**What you are asked to do:** Copy every line that mentions the word "backup".

#### Data for processing ####

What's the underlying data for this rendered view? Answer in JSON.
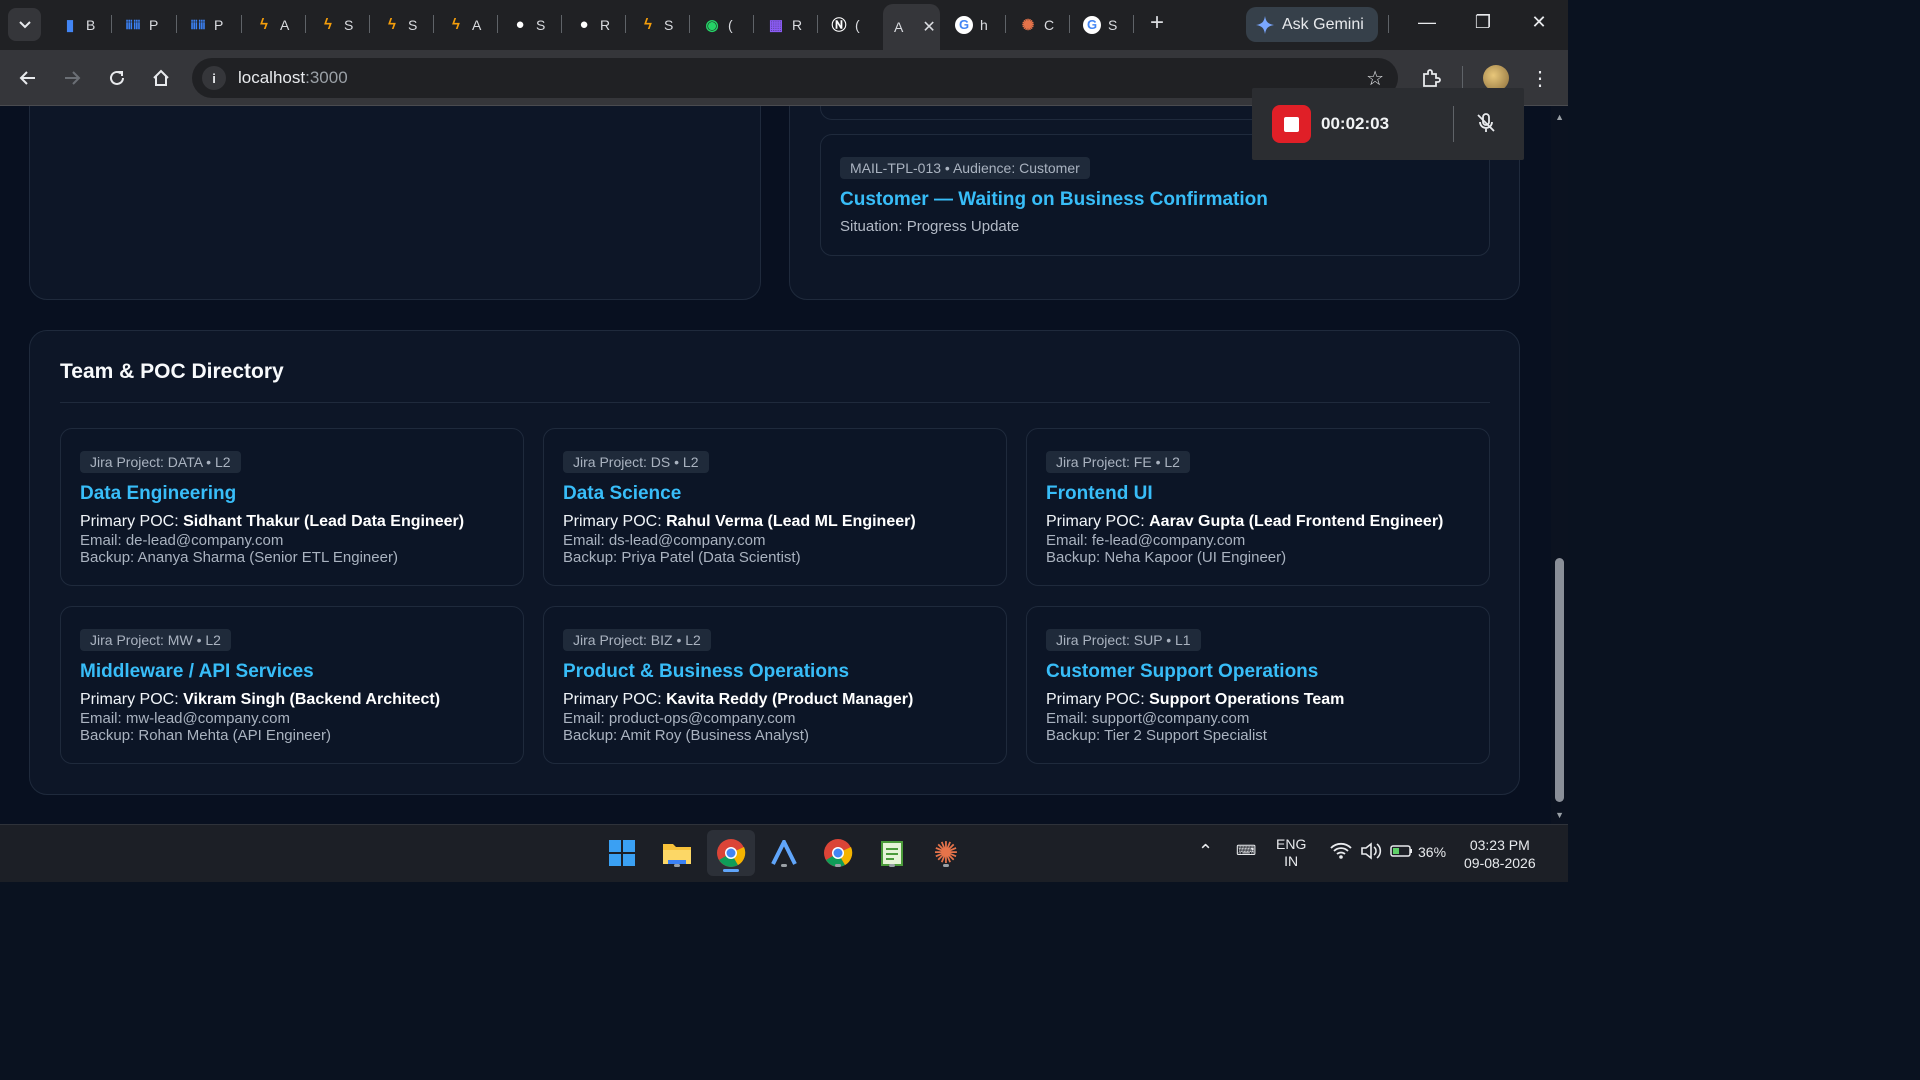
{
  "browser": {
    "tabs": [
      {
        "icon": "docs-icon",
        "label": "B"
      },
      {
        "icon": "project-icon",
        "label": "P"
      },
      {
        "icon": "project-icon",
        "label": "P"
      },
      {
        "icon": "bolt-icon",
        "label": "A"
      },
      {
        "icon": "bolt-icon",
        "label": "S"
      },
      {
        "icon": "bolt-icon",
        "label": "S"
      },
      {
        "icon": "bolt-icon",
        "label": "A"
      },
      {
        "icon": "github-icon",
        "label": "S"
      },
      {
        "icon": "github-icon",
        "label": "R"
      },
      {
        "icon": "bolt-icon",
        "label": "S"
      },
      {
        "icon": "whatsapp-icon",
        "label": "("
      },
      {
        "icon": "app-icon",
        "label": "R"
      },
      {
        "icon": "notion-icon",
        "label": "("
      },
      {
        "icon": "active-tab",
        "label": "A"
      },
      {
        "icon": "google-icon",
        "label": "h"
      },
      {
        "icon": "claude-icon",
        "label": "C"
      },
      {
        "icon": "google-icon",
        "label": "S"
      }
    ],
    "gemini_label": "Ask Gemini",
    "url_host": "localhost",
    "url_port": ":3000"
  },
  "recorder": {
    "time": "00:02:03"
  },
  "template_card": {
    "tag": "MAIL-TPL-013 • Audience: Customer",
    "title": "Customer — Waiting on Business Confirmation",
    "situation": "Situation: Progress Update"
  },
  "directory": {
    "title": "Team & POC Directory",
    "poc_label": "Primary POC:",
    "teams": [
      {
        "tag": "Jira Project: DATA • L2",
        "name": "Data Engineering",
        "poc": "Sidhant Thakur (Lead Data Engineer)",
        "email": "Email: de-lead@company.com",
        "backup": "Backup: Ananya Sharma (Senior ETL Engineer)"
      },
      {
        "tag": "Jira Project: DS • L2",
        "name": "Data Science",
        "poc": "Rahul Verma (Lead ML Engineer)",
        "email": "Email: ds-lead@company.com",
        "backup": "Backup: Priya Patel (Data Scientist)"
      },
      {
        "tag": "Jira Project: FE • L2",
        "name": "Frontend UI",
        "poc": "Aarav Gupta (Lead Frontend Engineer)",
        "email": "Email: fe-lead@company.com",
        "backup": "Backup: Neha Kapoor (UI Engineer)"
      },
      {
        "tag": "Jira Project: MW • L2",
        "name": "Middleware / API Services",
        "poc": "Vikram Singh (Backend Architect)",
        "email": "Email: mw-lead@company.com",
        "backup": "Backup: Rohan Mehta (API Engineer)"
      },
      {
        "tag": "Jira Project: BIZ • L2",
        "name": "Product & Business Operations",
        "poc": "Kavita Reddy (Product Manager)",
        "email": "Email: product-ops@company.com",
        "backup": "Backup: Amit Roy (Business Analyst)"
      },
      {
        "tag": "Jira Project: SUP • L1",
        "name": "Customer Support Operations",
        "poc": "Support Operations Team",
        "email": "Email: support@company.com",
        "backup": "Backup: Tier 2 Support Specialist"
      }
    ]
  },
  "taskbar": {
    "lang_top": "ENG",
    "lang_bottom": "IN",
    "battery": "36%",
    "time": "03:23 PM",
    "date": "09-08-2026"
  }
}
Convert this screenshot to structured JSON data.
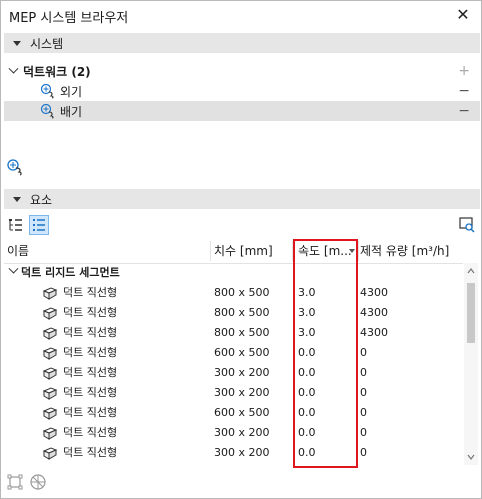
{
  "window": {
    "title": "MEP 시스템 브라우저",
    "close_icon": "close-icon"
  },
  "systems_section": {
    "header": "시스템",
    "group": {
      "label": "덕트워크 (2)",
      "add_symbol": "+"
    },
    "items": [
      {
        "label": "외기",
        "remove_symbol": "−",
        "selected": false
      },
      {
        "label": "배기",
        "remove_symbol": "−",
        "selected": true
      }
    ]
  },
  "elements_section": {
    "header": "요소"
  },
  "table": {
    "columns": [
      {
        "label": "이름"
      },
      {
        "label": "치수 [mm]"
      },
      {
        "label": "속도 [m..."
      },
      {
        "label": "제적 유량 [m³/h]"
      }
    ],
    "group_label": "덕트 리지드 세그먼트",
    "rows": [
      {
        "name": "덕트 직선형",
        "size": "800 x 500",
        "velocity": "3.0",
        "flow": "4300"
      },
      {
        "name": "덕트 직선형",
        "size": "800 x 500",
        "velocity": "3.0",
        "flow": "4300"
      },
      {
        "name": "덕트 직선형",
        "size": "800 x 500",
        "velocity": "3.0",
        "flow": "4300"
      },
      {
        "name": "덕트 직선형",
        "size": "600 x 500",
        "velocity": "0.0",
        "flow": "0"
      },
      {
        "name": "덕트 직선형",
        "size": "300 x 200",
        "velocity": "0.0",
        "flow": "0"
      },
      {
        "name": "덕트 직선형",
        "size": "300 x 200",
        "velocity": "0.0",
        "flow": "0"
      },
      {
        "name": "덕트 직선형",
        "size": "600 x 500",
        "velocity": "0.0",
        "flow": "0"
      },
      {
        "name": "덕트 직선형",
        "size": "300 x 200",
        "velocity": "0.0",
        "flow": "0"
      },
      {
        "name": "덕트 직선형",
        "size": "300 x 200",
        "velocity": "0.0",
        "flow": "0"
      }
    ]
  },
  "colors": {
    "highlight": "#e0161f",
    "accent": "#1a73c8",
    "selected_row": "#e1e1e1",
    "section_header": "#e6e6e6"
  }
}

####

**Result:**
        "backup": "Backup: Ananya Sharma (Senior ETL Engineer)"
        "backup": "Backup: Priya Patel (Data Scientist)"
        "backup": "Backup: Neha Kapoor (UI Engineer)"
        "backup": "Backup: Rohan Mehta (API Engineer)"
        "backup": "Backup: Amit Roy (Business Analyst)"
        "backup": "Backup: Tier 2 Support Specialist"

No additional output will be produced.